Collected data
======
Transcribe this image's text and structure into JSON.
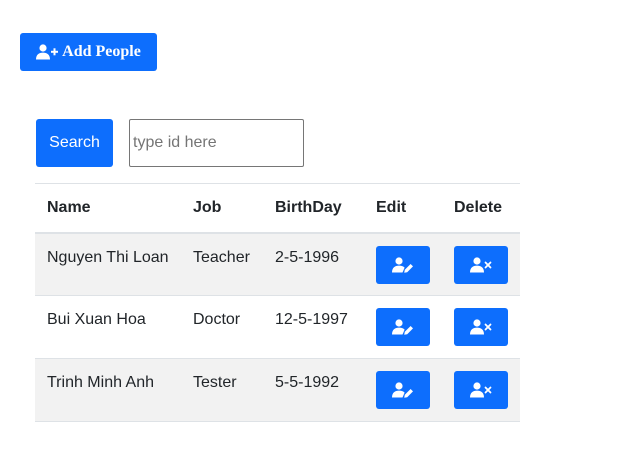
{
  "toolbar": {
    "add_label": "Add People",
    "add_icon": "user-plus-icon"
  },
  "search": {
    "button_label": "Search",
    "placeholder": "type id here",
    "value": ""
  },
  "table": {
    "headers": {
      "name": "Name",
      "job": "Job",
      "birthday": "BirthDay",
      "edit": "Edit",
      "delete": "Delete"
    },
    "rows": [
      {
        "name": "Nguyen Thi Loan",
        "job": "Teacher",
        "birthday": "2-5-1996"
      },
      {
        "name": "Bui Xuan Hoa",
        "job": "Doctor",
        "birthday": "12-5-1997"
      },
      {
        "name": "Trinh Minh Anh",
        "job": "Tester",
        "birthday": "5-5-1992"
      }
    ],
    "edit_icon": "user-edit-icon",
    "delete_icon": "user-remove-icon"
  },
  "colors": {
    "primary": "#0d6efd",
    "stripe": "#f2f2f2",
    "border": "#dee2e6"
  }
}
======
» Short task
Repeat verbatim all the material, but not the pictures.

» The completed task
Transcribe this image's text and structure into JSON.
{
  "toolbar": {
    "add_label": "Add People",
    "add_icon": "user-plus-icon"
  },
  "search": {
    "button_label": "Search",
    "placeholder": "type id here",
    "value": ""
  },
  "table": {
    "headers": {
      "name": "Name",
      "job": "Job",
      "birthday": "BirthDay",
      "edit": "Edit",
      "delete": "Delete"
    },
    "rows": [
      {
        "name": "Nguyen Thi Loan",
        "job": "Teacher",
        "birthday": "2-5-1996"
      },
      {
        "name": "Bui Xuan Hoa",
        "job": "Doctor",
        "birthday": "12-5-1997"
      },
      {
        "name": "Trinh Minh Anh",
        "job": "Tester",
        "birthday": "5-5-1992"
      }
    ],
    "edit_icon": "user-edit-icon",
    "delete_icon": "user-remove-icon"
  },
  "colors": {
    "primary": "#0d6efd",
    "stripe": "#f2f2f2",
    "border": "#dee2e6"
  }
}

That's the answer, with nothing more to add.